EXERCISE DIRECTIONS = Write out the material below again, unchanged.

DATASET RECORDS =

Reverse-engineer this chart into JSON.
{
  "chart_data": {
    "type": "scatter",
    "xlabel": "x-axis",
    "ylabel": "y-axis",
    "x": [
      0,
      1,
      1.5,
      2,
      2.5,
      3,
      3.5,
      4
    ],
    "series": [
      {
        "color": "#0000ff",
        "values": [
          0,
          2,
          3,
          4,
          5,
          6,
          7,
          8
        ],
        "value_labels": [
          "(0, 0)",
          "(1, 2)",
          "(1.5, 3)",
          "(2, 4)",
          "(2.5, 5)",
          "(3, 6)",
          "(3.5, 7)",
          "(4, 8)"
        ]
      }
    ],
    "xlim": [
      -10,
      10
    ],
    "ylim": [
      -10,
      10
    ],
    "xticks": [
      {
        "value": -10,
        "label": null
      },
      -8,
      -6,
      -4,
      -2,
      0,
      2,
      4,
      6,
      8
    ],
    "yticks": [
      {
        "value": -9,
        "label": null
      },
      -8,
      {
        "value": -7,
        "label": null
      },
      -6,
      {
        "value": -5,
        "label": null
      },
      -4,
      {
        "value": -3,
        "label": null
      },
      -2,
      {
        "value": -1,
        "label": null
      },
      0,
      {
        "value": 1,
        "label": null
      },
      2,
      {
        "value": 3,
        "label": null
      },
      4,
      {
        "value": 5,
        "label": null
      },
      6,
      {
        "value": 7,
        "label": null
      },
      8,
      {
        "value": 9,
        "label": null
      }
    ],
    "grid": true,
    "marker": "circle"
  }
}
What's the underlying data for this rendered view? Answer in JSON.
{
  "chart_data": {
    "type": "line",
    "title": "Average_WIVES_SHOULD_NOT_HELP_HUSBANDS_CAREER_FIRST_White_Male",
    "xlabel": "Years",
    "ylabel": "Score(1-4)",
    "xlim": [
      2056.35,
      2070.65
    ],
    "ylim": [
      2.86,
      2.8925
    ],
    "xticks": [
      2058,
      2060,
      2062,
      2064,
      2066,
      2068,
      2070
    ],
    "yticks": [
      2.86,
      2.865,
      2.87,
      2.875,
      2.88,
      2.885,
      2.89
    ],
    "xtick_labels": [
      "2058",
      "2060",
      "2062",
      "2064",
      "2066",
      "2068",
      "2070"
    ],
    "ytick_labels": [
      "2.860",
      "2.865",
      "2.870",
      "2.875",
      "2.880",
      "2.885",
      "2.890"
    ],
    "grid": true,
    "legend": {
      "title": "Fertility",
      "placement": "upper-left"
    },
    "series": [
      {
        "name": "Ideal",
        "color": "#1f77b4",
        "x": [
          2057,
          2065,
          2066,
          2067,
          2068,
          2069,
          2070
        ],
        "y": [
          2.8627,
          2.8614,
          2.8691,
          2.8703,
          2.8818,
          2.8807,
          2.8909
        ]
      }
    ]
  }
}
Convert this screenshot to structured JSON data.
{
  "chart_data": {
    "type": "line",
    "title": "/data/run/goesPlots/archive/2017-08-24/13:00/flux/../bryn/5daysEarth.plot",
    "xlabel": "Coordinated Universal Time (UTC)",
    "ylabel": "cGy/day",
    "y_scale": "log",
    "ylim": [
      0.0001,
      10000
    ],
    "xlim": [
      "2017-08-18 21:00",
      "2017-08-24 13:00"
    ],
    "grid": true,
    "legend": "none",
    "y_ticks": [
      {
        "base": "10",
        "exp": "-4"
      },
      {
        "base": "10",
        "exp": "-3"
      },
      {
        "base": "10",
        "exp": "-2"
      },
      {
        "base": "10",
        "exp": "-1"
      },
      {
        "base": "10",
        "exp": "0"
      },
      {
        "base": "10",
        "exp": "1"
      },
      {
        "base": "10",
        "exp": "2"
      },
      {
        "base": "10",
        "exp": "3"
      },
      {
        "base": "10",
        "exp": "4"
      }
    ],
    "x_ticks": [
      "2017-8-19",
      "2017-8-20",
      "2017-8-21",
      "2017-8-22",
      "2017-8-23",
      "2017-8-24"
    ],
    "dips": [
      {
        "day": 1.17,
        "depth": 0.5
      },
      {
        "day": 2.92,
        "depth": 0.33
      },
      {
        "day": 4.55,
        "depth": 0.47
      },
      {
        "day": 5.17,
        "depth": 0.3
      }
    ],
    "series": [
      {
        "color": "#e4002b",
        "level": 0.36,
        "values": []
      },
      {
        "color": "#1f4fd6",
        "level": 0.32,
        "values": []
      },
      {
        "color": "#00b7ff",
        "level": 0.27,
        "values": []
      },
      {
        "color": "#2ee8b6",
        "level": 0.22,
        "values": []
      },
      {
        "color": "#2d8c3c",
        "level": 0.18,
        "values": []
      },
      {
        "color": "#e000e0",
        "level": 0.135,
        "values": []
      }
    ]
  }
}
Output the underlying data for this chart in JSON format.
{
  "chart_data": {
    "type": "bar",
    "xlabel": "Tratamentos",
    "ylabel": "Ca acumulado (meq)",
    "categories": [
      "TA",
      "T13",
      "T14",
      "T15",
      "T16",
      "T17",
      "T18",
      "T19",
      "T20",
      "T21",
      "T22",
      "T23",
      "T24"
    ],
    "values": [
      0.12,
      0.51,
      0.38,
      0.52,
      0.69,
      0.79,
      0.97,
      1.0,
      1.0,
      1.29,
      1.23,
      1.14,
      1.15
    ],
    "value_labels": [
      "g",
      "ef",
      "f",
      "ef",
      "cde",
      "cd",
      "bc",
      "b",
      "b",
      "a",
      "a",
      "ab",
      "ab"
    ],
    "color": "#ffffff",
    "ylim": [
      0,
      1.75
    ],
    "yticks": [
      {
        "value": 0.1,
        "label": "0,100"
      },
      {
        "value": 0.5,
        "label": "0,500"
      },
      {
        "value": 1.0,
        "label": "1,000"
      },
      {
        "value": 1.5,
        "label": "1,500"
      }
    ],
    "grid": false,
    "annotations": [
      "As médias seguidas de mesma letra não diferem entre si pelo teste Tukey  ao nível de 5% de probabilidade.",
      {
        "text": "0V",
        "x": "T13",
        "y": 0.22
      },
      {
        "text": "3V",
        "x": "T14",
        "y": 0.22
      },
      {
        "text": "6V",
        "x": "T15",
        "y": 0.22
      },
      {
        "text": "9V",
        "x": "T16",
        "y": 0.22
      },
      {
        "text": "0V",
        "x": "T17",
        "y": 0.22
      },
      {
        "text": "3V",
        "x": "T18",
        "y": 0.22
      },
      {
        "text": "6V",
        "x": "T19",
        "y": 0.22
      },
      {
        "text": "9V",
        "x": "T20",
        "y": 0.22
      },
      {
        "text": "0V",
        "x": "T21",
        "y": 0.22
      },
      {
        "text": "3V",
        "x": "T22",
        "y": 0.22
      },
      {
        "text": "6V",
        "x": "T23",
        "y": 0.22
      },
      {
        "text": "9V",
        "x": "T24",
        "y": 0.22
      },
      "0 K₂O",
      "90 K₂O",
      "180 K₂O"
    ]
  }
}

EXPECTED ANSWER =
Reverse-engineer this chart into JSON.
{
  "chart_data": {
    "type": "scatter",
    "xlabel": "x-axis",
    "ylabel": "y-axis",
    "x": [
      0,
      1,
      1.5,
      2,
      2.5,
      3,
      3.5,
      4
    ],
    "series": [
      {
        "color": "#0000ff",
        "values": [
          0,
          2,
          3,
          4,
          5,
          6,
          7,
          8
        ],
        "value_labels": [
          "(0, 0)",
          "(1, 2)",
          "(1.5, 3)",
          "(2, 4)",
          "(2.5, 5)",
          "(3, 6)",
          "(3.5, 7)",
          "(4, 8)"
        ]
      }
    ],
    "xlim": [
      -10,
      10
    ],
    "ylim": [
      -10,
      10
    ],
    "xticks": [
      {
        "value": -10,
        "label": null
      },
      -8,
      -6,
      -4,
      -2,
      0,
      2,
      4,
      6,
      8
    ],
    "yticks": [
      {
        "value": -9,
        "label": null
      },
      -8,
      {
        "value": -7,
        "label": null
      },
      -6,
      {
        "value": -5,
        "label": null
      },
      -4,
      {
        "value": -3,
        "label": null
      },
      -2,
      {
        "value": -1,
        "label": null
      },
      0,
      {
        "value": 1,
        "label": null
      },
      2,
      {
        "value": 3,
        "label": null
      },
      4,
      {
        "value": 5,
        "label": null
      },
      6,
      {
        "value": 7,
        "label": null
      },
      8,
      {
        "value": 9,
        "label": null
      }
    ],
    "grid": true,
    "marker": "circle"
  }
}
What's the underlying data for this rendered view? Answer in JSON.
{
  "chart_data": {
    "type": "line",
    "title": "Average_WIVES_SHOULD_NOT_HELP_HUSBANDS_CAREER_FIRST_White_Male",
    "xlabel": "Years",
    "ylabel": "Score(1-4)",
    "xlim": [
      2056.35,
      2070.65
    ],
    "ylim": [
      2.86,
      2.8925
    ],
    "xticks": [
      2058,
      2060,
      2062,
      2064,
      2066,
      2068,
      2070
    ],
    "yticks": [
      2.86,
      2.865,
      2.87,
      2.875,
      2.88,
      2.885,
      2.89
    ],
    "xtick_labels": [
      "2058",
      "2060",
      "2062",
      "2064",
      "2066",
      "2068",
      "2070"
    ],
    "ytick_labels": [
      "2.860",
      "2.865",
      "2.870",
      "2.875",
      "2.880",
      "2.885",
      "2.890"
    ],
    "grid": true,
    "legend": {
      "title": "Fertility",
      "placement": "upper-left"
    },
    "series": [
      {
        "name": "Ideal",
        "color": "#1f77b4",
        "x": [
          2057,
          2065,
          2066,
          2067,
          2068,
          2069,
          2070
        ],
        "y": [
          2.8627,
          2.8614,
          2.8691,
          2.8703,
          2.8818,
          2.8807,
          2.8909
        ]
      }
    ]
  }
}
Convert this screenshot to structured JSON data.
{
  "chart_data": {
    "type": "line",
    "title": "/data/run/goesPlots/archive/2017-08-24/13:00/flux/../bryn/5daysEarth.plot",
    "xlabel": "Coordinated Universal Time (UTC)",
    "ylabel": "cGy/day",
    "y_scale": "log",
    "ylim": [
      0.0001,
      10000
    ],
    "xlim": [
      "2017-08-18 21:00",
      "2017-08-24 13:00"
    ],
    "grid": true,
    "legend": "none",
    "y_ticks": [
      {
        "base": "10",
        "exp": "-4"
      },
      {
        "base": "10",
        "exp": "-3"
      },
      {
        "base": "10",
        "exp": "-2"
      },
      {
        "base": "10",
        "exp": "-1"
      },
      {
        "base": "10",
        "exp": "0"
      },
      {
        "base": "10",
        "exp": "1"
      },
      {
        "base": "10",
        "exp": "2"
      },
      {
        "base": "10",
        "exp": "3"
      },
      {
        "base": "10",
        "exp": "4"
      }
    ],
    "x_ticks": [
      "2017-8-19",
      "2017-8-20",
      "2017-8-21",
      "2017-8-22",
      "2017-8-23",
      "2017-8-24"
    ],
    "dips": [
      {
        "day": 1.17,
        "depth": 0.5
      },
      {
        "day": 2.92,
        "depth": 0.33
      },
      {
        "day": 4.55,
        "depth": 0.47
      },
      {
        "day": 5.17,
        "depth": 0.3
      }
    ],
    "series": [
      {
        "color": "#e4002b",
        "level": 0.36,
        "values": []
      },
      {
        "color": "#1f4fd6",
        "level": 0.32,
        "values": []
      },
      {
        "color": "#00b7ff",
        "level": 0.27,
        "values": []
      },
      {
        "color": "#2ee8b6",
        "level": 0.22,
        "values": []
      },
      {
        "color": "#2d8c3c",
        "level": 0.18,
        "values": []
      },
      {
        "color": "#e000e0",
        "level": 0.135,
        "values": []
      }
    ]
  }
}
Output the underlying data for this chart in JSON format.
{
  "chart_data": {
    "type": "bar",
    "xlabel": "Tratamentos",
    "ylabel": "Ca acumulado (meq)",
    "categories": [
      "TA",
      "T13",
      "T14",
      "T15",
      "T16",
      "T17",
      "T18",
      "T19",
      "T20",
      "T21",
      "T22",
      "T23",
      "T24"
    ],
    "values": [
      0.12,
      0.51,
      0.38,
      0.52,
      0.69,
      0.79,
      0.97,
      1.0,
      1.0,
      1.29,
      1.23,
      1.14,
      1.15
    ],
    "value_labels": [
      "g",
      "ef",
      "f",
      "ef",
      "cde",
      "cd",
      "bc",
      "b",
      "b",
      "a",
      "a",
      "ab",
      "ab"
    ],
    "color": "#ffffff",
    "ylim": [
      0,
      1.75
    ],
    "yticks": [
      {
        "value": 0.1,
        "label": "0,100"
      },
      {
        "value": 0.5,
        "label": "0,500"
      },
      {
        "value": 1.0,
        "label": "1,000"
      },
      {
        "value": 1.5,
        "label": "1,500"
      }
    ],
    "grid": false,
    "annotations": [
      "As médias seguidas de mesma letra não diferem entre si pelo teste Tukey  ao nível de 5% de probabilidade.",
      {
        "text": "0V",
        "x": "T13",
        "y": 0.22
      },
      {
        "text": "3V",
        "x": "T14",
        "y": 0.22
      },
      {
        "text": "6V",
        "x": "T15",
        "y": 0.22
      },
      {
        "text": "9V",
        "x": "T16",
        "y": 0.22
      },
      {
        "text": "0V",
        "x": "T17",
        "y": 0.22
      },
      {
        "text": "3V",
        "x": "T18",
        "y": 0.22
      },
      {
        "text": "6V",
        "x": "T19",
        "y": 0.22
      },
      {
        "text": "9V",
        "x": "T20",
        "y": 0.22
      },
      {
        "text": "0V",
        "x": "T21",
        "y": 0.22
      },
      {
        "text": "3V",
        "x": "T22",
        "y": 0.22
      },
      {
        "text": "6V",
        "x": "T23",
        "y": 0.22
      },
      {
        "text": "9V",
        "x": "T24",
        "y": 0.22
      },
      "0 K₂O",
      "90 K₂O",
      "180 K₂O"
    ]
  }
}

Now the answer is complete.